* Soal 1 *
Menurut catatan perjalanan Bangkok, pada tahun berapa Royal Grand Palace dibangun?
* Soal 2 *
Terjemahkan kalimat "Udara Bangkok sedang panas-panasnya ketika kami datang." dari catatan perjalanan Bangkok ke dalam bahasa Inggris.
* Soal 3 *
Sambung catatan perjalanan Bangkok, mulai setelah kalimat terakhirnya.

Bangkok, I'm in Love 3 (Air Kelapa Favorit, Cinta di Chao Phraya dan Persahabatan)

Tukang piknik. Dok. Pri






Klik : Bangkok I'm in Love 1



Udara Bangkok sedang panas-panasnya ketika kami datang. Badan terasa gerah walau baru saja mandi. Itu sebabnya saya yang rada-rada alergi AC, malah merasa pingin sering-sering ngadem di dalam kamar hotel atau di mall.

Tenggorokan bawaannya haus. Pingin minum terus. Jadilah ke mana-mana saya bawa tas khusus buat wadah air minum. Kata Mita, supaya gak lemes, mending minum air kelapa botolan. Di setiap swalayan, menyediakan air kelapa botolan. Seger banget. Sebotol kecil kalau tak salah harganya sekitar Rp 17-20 ribu.

Sekali minum langsung bocor. He-he-he. Itu sebabnya tak terhitung berapa kali saya beli air kelapa botolan ini saat jalan. Lumayan buat menghindari dehidrasi. Air kelapa yang dingin itu lebih segar ketimbang air putih. Yang lebih penting sih bikin saya tidak lemas. Dan kuat naik turun tangga stasiun untuk naik BTS.


--



Enjoy Bangkok! Dok. Pri. Editing : Kirana





Seperti hari-hari sebelumnya, kami keluar hotel dengan santai. Pagi itu, kami menuju ke Stasiun Hua Lumpong terlebih dulu untuk mengecek jadwal kereta sekalian piknik sebentar ke stasiun dengan rute lintas negara itu. Baru setelah dari tempat itu kami bergerak ke tujuan lainnya. Wisata kota siang itu kami tempuh dengan naik Tuk-tuk melintasi kota tua.


Piknik ke Bangkok tak lengkap tanpa mengunjungi Royal Grand Palace, istana resmi raja-raja Thailand sejak abad ke-18 yang dibangun pada tahun 1782.
Penulis : Anggita Muslimah Maulidya Prahara Senja
Serta mengarungi sungai Chao Phraya dan mengunjungi Wat-wat atau kuil-kuil Buddha yang jadi ikon Thailand. Untuk menuju satu kuil ke kuil lain, bermacam moda transportasi kami gunakan. Selain naik kereta layang, kami juga menumpang Tuk-tuk, lalu lanjut boat. Mulai boat kecil hingga yang besar.

* Listing yang Diberikan *
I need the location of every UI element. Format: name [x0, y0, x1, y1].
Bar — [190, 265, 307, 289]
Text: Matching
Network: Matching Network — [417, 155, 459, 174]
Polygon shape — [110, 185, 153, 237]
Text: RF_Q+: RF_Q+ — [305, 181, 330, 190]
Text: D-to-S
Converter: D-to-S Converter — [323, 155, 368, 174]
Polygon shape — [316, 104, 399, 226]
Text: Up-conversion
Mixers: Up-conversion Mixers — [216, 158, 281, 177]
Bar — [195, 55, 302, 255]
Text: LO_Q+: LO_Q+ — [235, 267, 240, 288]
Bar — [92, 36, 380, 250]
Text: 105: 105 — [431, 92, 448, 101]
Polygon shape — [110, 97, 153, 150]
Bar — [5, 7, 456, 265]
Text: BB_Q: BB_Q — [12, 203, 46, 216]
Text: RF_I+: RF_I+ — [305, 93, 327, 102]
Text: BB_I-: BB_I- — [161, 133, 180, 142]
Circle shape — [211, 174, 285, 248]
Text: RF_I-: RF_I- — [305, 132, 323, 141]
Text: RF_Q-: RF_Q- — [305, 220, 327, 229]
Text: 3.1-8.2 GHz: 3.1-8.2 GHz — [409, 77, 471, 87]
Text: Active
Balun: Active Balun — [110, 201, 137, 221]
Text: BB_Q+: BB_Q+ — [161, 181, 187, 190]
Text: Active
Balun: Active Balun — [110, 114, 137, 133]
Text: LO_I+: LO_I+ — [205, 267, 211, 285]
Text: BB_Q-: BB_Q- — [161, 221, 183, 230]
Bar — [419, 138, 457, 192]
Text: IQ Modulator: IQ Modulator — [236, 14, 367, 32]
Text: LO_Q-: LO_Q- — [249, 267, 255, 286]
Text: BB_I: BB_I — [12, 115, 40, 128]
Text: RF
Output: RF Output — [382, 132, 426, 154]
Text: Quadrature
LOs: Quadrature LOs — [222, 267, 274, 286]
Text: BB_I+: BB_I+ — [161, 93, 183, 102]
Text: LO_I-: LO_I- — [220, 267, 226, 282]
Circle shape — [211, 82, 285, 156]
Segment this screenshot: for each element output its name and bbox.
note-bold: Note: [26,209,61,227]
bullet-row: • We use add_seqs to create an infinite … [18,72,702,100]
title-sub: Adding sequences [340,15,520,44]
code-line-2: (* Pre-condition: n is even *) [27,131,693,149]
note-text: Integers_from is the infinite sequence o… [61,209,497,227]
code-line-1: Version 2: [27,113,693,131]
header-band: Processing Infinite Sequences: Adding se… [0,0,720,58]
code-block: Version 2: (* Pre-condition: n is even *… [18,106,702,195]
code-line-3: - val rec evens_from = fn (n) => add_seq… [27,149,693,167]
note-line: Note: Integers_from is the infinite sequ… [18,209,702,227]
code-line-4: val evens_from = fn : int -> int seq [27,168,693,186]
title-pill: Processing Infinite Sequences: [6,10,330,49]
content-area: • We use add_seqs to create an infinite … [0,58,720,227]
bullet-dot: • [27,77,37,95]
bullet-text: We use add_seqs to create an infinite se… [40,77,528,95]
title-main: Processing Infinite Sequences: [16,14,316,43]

* Hasil Latihan 1 *
Pada tahun 1782.

* Hasil Latihan 2 *
The weather in Bangkok was at its hottest when we arrived.

* Hasil Latihan 3 *
 Tak terhitung berapa kali naik turun boat. Ada yang rutenya pendek. Seperti ketika tur di sungai tengah kota. Boat kami berlayar melewati banyak gedung pencakar langit. Tak selalu naik boat bisa duduk. Terkadang, kami harus rela berdiri sambil berpegangan pada tali di atas kepala. Macam naik bis. Tapi sering juga boat kecil yang kami naiki hanya diisi beberapa gelintir orang. Kata Mita, rute padat penumpang biasanya adalah menuju kantor. Rute para pekerja. Begitulah.  Sementara boat yang besar, kami tumpangi ketika melayari sungai Chao Phraya.

--

Royal Grand Palace sedang ramai-ramainya ketika tiba di sana. Turis asing memenuhi pintu masuk istana yang megah dan indah itu. Kebanyakan tamu dari Jepang dan Taiwan kalau mendengar bahasa mereka. Kami hanya sebentar di sana. Karena sesuai rencana, ingin melayari Chao Phraya.



Jarak dari Grand Palace ke dermaga sebenarnya tidak terlalu jauh. Dengan jalan kaki kami menuju dermaga Than Thien. Cuma karena waktu itu sudah siang, Bangkok sedang top panasnya, jadilah saya merasa jauh sekali.

Saya hampir menyerah jalan kaki dengan memaksa Mita untuk mencegat bis kota atau taksi saja. Tapi tak urung kami jalan kaki. "Ayo semangat!" katanya melihat saya sudah gempor menyeret kaki. Ha-ha-ha. Beberapa kali saya berhenti sekedar melepas haus dengan minum air kelapa botolan. Duduk-duduk di taman di trotoar yang bertebaran foto-foto raja Thailand, Maha Vajiralongkorn dalam ukuran segede gaban. Sahabat perjalanan itu langkah kakinya cepat sekali. Padahal saya juga terbiasa jalan cepat. Ha-ha-ha.

---

Melayari Chao Phraya asyik sekali. Menjelang sore lalu-lintas air di sungai legendaris itu sangat padat. Boat kami dimuati sekitar 20 penumpang. Rata-rata turis seperti kami. Selain sejumlah monk atau bikkhu yang menumpang boat menuju Wat Arun. Perjalanan dari dermaga  Than Thien, ke  vihara bernama asli Wat Arunratchawararam Ratchaworamavihara ini hanya sekitar lima menit saja. Vihara indah dengan atap bertingkap dan dihiasi ornamen bernilai art ini dibangun pada era kerajaan Ayutthaya, yang lebih dikenal dengan sebutan Wat Makok.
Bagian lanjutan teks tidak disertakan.